» **Task to carry out**
Identify the line that contains "Output the text content of this document." in the material. Output it and every line after it, unchanged, through the end.

Records contained in a dataset
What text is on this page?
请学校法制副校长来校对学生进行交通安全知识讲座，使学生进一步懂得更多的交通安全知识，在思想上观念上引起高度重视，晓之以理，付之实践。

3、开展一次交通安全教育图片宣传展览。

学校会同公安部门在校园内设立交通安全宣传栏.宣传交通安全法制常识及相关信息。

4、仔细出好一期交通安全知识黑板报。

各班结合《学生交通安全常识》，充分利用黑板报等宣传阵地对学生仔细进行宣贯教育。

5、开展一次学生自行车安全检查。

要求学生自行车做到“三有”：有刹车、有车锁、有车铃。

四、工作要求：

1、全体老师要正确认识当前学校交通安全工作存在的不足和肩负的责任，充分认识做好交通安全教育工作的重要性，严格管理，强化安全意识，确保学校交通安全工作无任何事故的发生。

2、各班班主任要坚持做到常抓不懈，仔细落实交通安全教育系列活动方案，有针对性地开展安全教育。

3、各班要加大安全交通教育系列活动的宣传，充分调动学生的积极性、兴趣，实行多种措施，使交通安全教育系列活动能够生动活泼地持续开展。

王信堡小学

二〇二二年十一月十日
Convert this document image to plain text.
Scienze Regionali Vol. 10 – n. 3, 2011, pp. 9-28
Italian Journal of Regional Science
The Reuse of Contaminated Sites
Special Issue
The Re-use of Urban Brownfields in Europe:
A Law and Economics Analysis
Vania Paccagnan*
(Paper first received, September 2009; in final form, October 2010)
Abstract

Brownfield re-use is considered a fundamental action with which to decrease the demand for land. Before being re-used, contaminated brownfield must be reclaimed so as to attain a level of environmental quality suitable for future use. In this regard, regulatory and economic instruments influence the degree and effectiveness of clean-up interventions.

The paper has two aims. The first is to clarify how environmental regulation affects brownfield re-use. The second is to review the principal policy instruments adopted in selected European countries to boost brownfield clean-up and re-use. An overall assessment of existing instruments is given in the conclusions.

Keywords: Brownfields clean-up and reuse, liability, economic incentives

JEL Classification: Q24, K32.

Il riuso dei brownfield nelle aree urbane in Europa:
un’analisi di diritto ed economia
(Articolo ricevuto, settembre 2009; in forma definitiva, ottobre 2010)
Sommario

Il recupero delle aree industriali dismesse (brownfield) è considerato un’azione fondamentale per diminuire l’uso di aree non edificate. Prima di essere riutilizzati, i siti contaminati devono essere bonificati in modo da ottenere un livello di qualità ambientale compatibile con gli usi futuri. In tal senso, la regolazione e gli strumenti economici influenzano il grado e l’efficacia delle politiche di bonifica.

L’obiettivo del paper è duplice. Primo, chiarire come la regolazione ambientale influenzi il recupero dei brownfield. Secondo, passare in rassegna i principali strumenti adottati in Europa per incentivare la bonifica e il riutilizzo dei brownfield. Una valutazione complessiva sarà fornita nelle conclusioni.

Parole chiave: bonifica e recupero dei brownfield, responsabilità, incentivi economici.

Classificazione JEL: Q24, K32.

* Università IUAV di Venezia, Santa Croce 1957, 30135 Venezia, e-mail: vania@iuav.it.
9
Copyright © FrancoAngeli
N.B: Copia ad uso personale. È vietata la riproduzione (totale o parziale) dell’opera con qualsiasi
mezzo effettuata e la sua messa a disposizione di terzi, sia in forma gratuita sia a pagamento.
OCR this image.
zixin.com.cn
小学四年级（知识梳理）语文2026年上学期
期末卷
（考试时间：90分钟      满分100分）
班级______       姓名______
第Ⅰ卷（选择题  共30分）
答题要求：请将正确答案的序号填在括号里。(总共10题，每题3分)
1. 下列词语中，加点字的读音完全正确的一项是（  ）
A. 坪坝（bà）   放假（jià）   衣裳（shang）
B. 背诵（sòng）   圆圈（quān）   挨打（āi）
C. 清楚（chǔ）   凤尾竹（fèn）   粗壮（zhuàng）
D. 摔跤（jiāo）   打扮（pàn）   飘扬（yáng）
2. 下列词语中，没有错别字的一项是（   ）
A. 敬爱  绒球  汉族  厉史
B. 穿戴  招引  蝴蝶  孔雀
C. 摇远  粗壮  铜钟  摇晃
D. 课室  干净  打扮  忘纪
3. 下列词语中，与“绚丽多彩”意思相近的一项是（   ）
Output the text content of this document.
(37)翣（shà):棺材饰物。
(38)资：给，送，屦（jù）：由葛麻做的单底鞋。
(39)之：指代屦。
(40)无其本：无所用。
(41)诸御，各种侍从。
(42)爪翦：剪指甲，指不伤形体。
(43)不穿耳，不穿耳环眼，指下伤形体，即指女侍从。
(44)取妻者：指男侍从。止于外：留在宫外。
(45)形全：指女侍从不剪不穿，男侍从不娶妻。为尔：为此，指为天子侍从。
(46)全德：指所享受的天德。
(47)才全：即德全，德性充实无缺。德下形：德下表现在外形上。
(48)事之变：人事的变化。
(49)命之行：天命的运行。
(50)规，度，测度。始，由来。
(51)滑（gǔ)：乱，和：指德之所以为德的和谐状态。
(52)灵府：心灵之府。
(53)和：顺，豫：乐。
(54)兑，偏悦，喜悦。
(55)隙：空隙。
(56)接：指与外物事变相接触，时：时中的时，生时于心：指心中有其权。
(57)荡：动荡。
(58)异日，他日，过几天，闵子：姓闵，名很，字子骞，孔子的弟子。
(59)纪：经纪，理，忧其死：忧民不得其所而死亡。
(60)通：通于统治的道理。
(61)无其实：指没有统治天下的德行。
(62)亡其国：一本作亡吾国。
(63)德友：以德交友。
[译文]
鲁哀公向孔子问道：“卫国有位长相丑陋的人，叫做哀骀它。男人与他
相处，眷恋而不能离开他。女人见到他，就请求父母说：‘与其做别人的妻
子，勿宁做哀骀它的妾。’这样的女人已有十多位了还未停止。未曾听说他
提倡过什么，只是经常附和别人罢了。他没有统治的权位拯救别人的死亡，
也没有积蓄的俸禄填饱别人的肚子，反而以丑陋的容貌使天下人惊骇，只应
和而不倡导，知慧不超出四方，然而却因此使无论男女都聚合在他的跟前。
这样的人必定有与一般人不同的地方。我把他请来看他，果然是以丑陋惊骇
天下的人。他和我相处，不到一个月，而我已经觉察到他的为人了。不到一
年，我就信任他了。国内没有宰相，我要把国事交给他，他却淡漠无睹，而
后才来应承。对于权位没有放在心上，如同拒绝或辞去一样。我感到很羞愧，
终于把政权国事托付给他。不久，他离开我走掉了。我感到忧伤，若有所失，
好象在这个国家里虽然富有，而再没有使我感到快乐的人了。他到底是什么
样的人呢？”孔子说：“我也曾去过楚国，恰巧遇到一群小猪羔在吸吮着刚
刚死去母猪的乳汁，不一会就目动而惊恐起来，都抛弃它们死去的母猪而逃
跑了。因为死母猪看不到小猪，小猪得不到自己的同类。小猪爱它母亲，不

» **Solution to this problem**
Output the text content of this document.
(37)翣（shà):棺材饰物。
(38)资：给，送，屦（jù）：由葛麻做的单底鞋。
(39)之：指代屦。
(40)无其本：无所用。
(41)诸御，各种侍从。
(42)爪翦：剪指甲，指不伤形体。
(43)不穿耳，不穿耳环眼，指下伤形体，即指女侍从。
(44)取妻者：指男侍从。止于外：留在宫外。
(45)形全：指女侍从不剪不穿，男侍从不娶妻。为尔：为此，指为天子侍从。
(46)全德：指所享受的天德。
(47)才全：即德全，德性充实无缺。德下形：德下表现在外形上。
(48)事之变：人事的变化。
(49)命之行：天命的运行。
(50)规，度，测度。始，由来。
(51)滑（gǔ)：乱，和：指德之所以为德的和谐状态。
(52)灵府：心灵之府。
(53)和：顺，豫：乐。
(54)兑，偏悦，喜悦。
(55)隙：空隙。
(56)接：指与外物事变相接触，时：时中的时，生时于心：指心中有其权。
(57)荡：动荡。
(58)异日，他日，过几天，闵子：姓闵，名很，字子骞，孔子的弟子。
(59)纪：经纪，理，忧其死：忧民不得其所而死亡。
(60)通：通于统治的道理。
(61)无其实：指没有统治天下的德行。
(62)亡其国：一本作亡吾国。
(63)德友：以德交友。
[译文]
鲁哀公向孔子问道：“卫国有位长相丑陋的人，叫做哀骀它。男人与他
相处，眷恋而不能离开他。女人见到他，就请求父母说：‘与其做别人的妻
子，勿宁做哀骀它的妾。’这样的女人已有十多位了还未停止。未曾听说他
提倡过什么，只是经常附和别人罢了。他没有统治的权位拯救别人的死亡，
也没有积蓄的俸禄填饱别人的肚子，反而以丑陋的容貌使天下人惊骇，只应
和而不倡导，知慧不超出四方，然而却因此使无论男女都聚合在他的跟前。
这样的人必定有与一般人不同的地方。我把他请来看他，果然是以丑陋惊骇
天下的人。他和我相处，不到一个月，而我已经觉察到他的为人了。不到一
年，我就信任他了。国内没有宰相，我要把国事交给他，他却淡漠无睹，而
后才来应承。对于权位没有放在心上，如同拒绝或辞去一样。我感到很羞愧，
终于把政权国事托付给他。不久，他离开我走掉了。我感到忧伤，若有所失，
好象在这个国家里虽然富有，而再没有使我感到快乐的人了。他到底是什么
样的人呢？”孔子说：“我也曾去过楚国，恰巧遇到一群小猪羔在吸吮着刚
刚死去母猪的乳汁，不一会就目动而惊恐起来，都抛弃它们死去的母猪而逃
跑了。因为死母猪看不到小猪，小猪得不到自己的同类。小猪爱它母亲，不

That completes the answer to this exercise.